To be more specific, suppose that A,B, and C are approximately equal in
the polls, and way ahead of everybody else including your favorite F, and
that your true preference order is

F>A>B>...>>C

Wouldn't it be better strategy to vote

A>B>F>... ?

Forest

On Thu, 31 Oct 2002, Alex Small wrote:

> I just figured out a ranked method that sort of satisfies strong FBC:
>
> Any positional method that assigns equal points to your first and second
> choices satisfies Strong FBC.  By positional method I mean any method that
> assigns points to candidates based on rankings, and the candidate with the
> most points wins.
>
> Plurality is a positional method that gives 1 point to your favorite and
> zero to all others.  Borda gives zero to your bottom choice, 1 to your
> second-last, 2 to the next higher choice, etc.
>
> So, a method that assigns one point each to your favorite and second
> favorites and zero to all lower choices in races with 3+ candidates (and
> is defined to be plurality in 2-way races) will satisfy strong FBC.  This
> isn't a very satisfying answer on strong FBC, since it essentially treats
> your first and second choices equally.  However, formally it is a ranked
> method that satisfies strong FBC.

-----

- [PROBLEM TO SOLVE]:
Continue the email exchange on ranked voting methods and strategic ranking, picking up right after its last sentence. The material that comes after this voting discussion is separate from it.

-----

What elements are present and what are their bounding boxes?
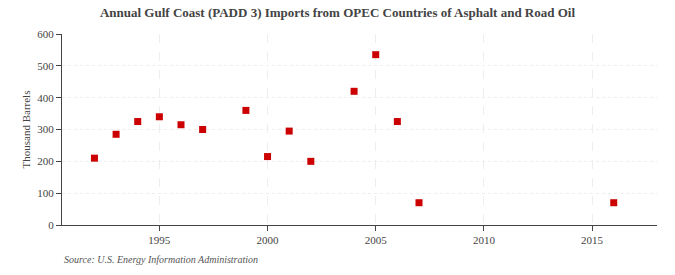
svg-text:Annual Gulf Coast (PADD 3) Imp: Annual Gulf Coast (PADD 3) Imports from … bbox=[100, 5, 576, 20]
svg-text:500: 500 bbox=[37, 60, 54, 72]
svg-text:Source: U.S. Energy Informatio: Source: U.S. Energy Information Administ… bbox=[64, 254, 258, 265]
svg-text:2005: 2005 bbox=[365, 234, 388, 246]
svg-text:2015: 2015 bbox=[581, 234, 604, 246]
svg-text:2010: 2010 bbox=[473, 234, 496, 246]
svg-text:200: 200 bbox=[37, 155, 54, 167]
svg-text:100: 100 bbox=[37, 187, 54, 199]
svg-text:600: 600 bbox=[37, 28, 54, 40]
svg-text:400: 400 bbox=[37, 92, 54, 104]
svg-text:0: 0 bbox=[48, 219, 54, 231]
svg-text:300: 300 bbox=[37, 123, 54, 135]
svg-text:2000: 2000 bbox=[257, 234, 280, 246]
svg-text:1995: 1995 bbox=[148, 234, 171, 246]
svg-text:Thousand Barrels: Thousand Barrels bbox=[20, 91, 32, 169]
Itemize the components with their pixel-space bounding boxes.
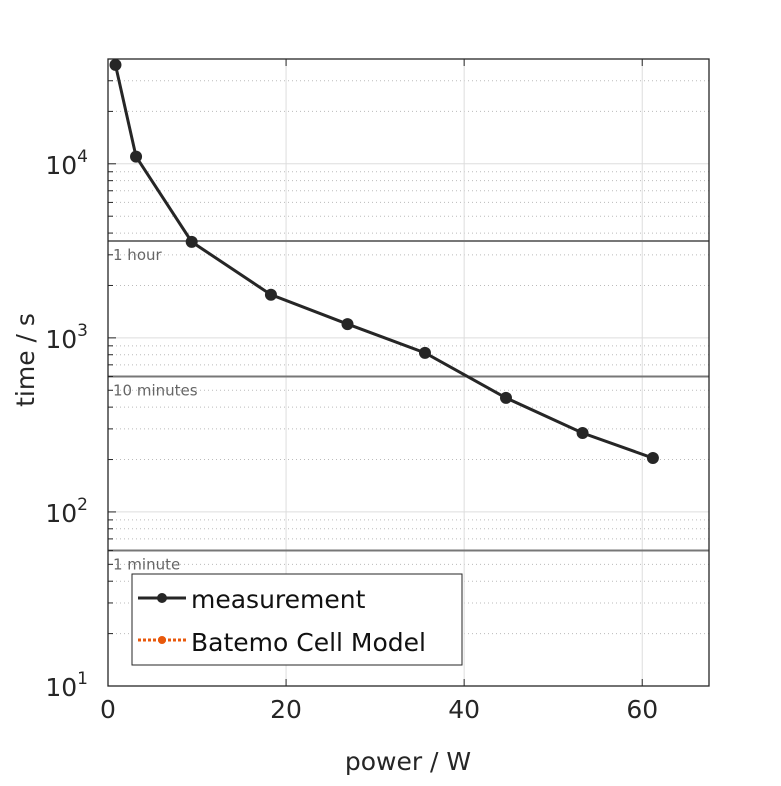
data-point	[418, 346, 431, 359]
x-tick-label: 60	[626, 695, 658, 724]
data-point	[109, 58, 122, 71]
y-tick-base: 10	[45, 673, 77, 702]
y-tick-base: 10	[45, 499, 77, 528]
data-point	[264, 288, 277, 301]
legend-box	[131, 573, 463, 666]
legend: measurement Batemo Cell Model	[131, 573, 463, 666]
data-point	[130, 150, 143, 163]
data-point	[646, 452, 659, 465]
plot-frame	[107, 58, 710, 687]
x-axis-label: power / W	[345, 747, 471, 776]
reference-line-label: 1 minute	[113, 556, 180, 574]
y-tick-base: 10	[45, 325, 77, 354]
y-tick-label: 103	[45, 321, 88, 354]
y-tick-label: 102	[45, 495, 88, 528]
data-point	[499, 391, 512, 404]
y-tick-exp: 2	[77, 495, 88, 515]
legend-label-batemo: Batemo Cell Model	[191, 628, 426, 657]
data-point	[341, 318, 354, 331]
x-tick-label: 20	[270, 695, 302, 724]
legend-label-measurement: measurement	[191, 585, 366, 614]
x-tick-label: 40	[448, 695, 480, 724]
reference-line-label: 1 hour	[113, 246, 163, 264]
reference-line-label: 10 minutes	[113, 381, 198, 399]
y-axis-label: time / s	[11, 313, 40, 407]
y-tick-exp: 4	[77, 147, 88, 167]
data-point	[185, 235, 198, 248]
x-tick-label: 0	[100, 695, 116, 724]
y-tick-exp: 3	[77, 321, 88, 341]
data-point	[576, 427, 589, 440]
legend-marker-batemo	[158, 636, 166, 644]
y-tick-exp: 1	[77, 669, 88, 689]
y-tick-label: 101	[45, 669, 88, 702]
legend-marker-measurement	[157, 593, 167, 603]
y-tick-label: 104	[45, 147, 88, 180]
y-tick-base: 10	[45, 151, 77, 180]
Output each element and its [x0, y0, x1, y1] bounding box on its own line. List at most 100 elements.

-----

- [EXERCISE RESPONSE]:
>
> If you want something more satisfying, I can think of two paths.
>
> 1)  Define "Stronger FBC":  Regular FBC with the added condition that
> "There will exist situations in which a different result is obtained if
> all voters interchange their first and second choices."  A method that
> gives 1 point each to your first and second choices, and zero to all
> others, does not satisfy this.
>
> 2)  Ask if strong FBC is compatible with the majority criterion:  If a
> candidate is the first choice of a majority of the voters then he will
> win.
>
>
> That's all for now, folks.  I don't know that I want to continue on this
> quest.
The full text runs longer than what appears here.